DATA SECTION:

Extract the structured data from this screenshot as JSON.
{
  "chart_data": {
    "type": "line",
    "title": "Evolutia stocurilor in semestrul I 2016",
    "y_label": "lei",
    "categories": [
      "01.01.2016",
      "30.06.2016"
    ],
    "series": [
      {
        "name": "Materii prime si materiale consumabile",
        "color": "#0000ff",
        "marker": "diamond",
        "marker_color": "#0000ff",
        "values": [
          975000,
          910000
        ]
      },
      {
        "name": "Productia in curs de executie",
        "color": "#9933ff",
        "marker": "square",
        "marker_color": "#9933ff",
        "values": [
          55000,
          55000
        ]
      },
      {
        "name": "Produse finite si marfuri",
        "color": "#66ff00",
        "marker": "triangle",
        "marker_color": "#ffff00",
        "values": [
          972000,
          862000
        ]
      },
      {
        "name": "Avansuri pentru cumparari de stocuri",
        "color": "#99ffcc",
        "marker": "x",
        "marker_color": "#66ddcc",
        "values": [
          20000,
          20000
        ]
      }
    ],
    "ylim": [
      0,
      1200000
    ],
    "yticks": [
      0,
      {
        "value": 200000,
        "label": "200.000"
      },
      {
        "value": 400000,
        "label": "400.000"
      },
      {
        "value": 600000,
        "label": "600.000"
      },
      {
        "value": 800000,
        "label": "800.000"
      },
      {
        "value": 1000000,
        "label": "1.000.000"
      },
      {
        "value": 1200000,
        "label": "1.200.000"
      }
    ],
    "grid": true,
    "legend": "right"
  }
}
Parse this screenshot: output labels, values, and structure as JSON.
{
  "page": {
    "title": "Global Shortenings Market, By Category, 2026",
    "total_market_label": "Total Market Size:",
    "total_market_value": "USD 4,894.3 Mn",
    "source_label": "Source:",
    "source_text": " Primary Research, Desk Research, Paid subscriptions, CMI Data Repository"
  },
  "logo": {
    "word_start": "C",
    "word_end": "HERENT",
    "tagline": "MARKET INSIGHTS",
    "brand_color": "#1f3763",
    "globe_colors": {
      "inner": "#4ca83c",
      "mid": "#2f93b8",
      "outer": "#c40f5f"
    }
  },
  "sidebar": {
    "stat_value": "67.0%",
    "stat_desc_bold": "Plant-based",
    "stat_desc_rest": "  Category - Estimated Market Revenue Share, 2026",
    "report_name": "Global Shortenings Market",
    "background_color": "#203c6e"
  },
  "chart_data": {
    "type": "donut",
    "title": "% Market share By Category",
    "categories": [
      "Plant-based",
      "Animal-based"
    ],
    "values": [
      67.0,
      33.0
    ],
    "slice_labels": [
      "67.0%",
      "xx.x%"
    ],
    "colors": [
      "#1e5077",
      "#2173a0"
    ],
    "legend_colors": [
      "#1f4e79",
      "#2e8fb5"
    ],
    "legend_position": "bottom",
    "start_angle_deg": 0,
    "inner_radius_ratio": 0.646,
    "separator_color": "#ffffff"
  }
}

EXERCISE DETAILS: Find how many lines in the material hold the word "Plant" and state that number alone.

ANSWER FOR THIS EXERCISE: 2